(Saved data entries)
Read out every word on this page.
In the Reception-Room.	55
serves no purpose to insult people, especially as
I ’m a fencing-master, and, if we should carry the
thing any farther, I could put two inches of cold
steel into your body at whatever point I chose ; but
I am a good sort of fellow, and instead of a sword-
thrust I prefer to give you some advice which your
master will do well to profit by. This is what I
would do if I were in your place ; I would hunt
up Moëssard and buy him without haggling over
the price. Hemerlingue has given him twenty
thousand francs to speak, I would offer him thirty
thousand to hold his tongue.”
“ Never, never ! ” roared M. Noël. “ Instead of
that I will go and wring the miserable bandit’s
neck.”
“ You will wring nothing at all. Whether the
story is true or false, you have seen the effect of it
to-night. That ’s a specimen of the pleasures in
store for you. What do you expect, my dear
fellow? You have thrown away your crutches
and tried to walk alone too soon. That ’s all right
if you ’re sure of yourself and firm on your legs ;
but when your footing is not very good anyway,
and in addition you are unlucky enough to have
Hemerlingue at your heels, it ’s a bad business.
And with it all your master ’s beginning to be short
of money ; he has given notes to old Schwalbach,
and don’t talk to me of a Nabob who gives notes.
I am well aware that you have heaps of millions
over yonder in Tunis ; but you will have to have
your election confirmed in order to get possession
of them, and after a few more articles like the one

EXERCISE OBJECTIVE ::
Find the lines holding "your" and list every one.

WRITTEN SOLUTION ::
steel into your body at whatever point I chose ; but
thrust I prefer to give you some advice which your
would do if I were in your place ; I would hunt
fellow? You have thrown away your crutches
if you ’re sure of yourself and firm on your legs ;
but when your footing is not very good anyway,
Hemerlingue at your heels, it ’s a bad business.
And with it all your master ’s beginning to be short
your election confirmed in order to get possession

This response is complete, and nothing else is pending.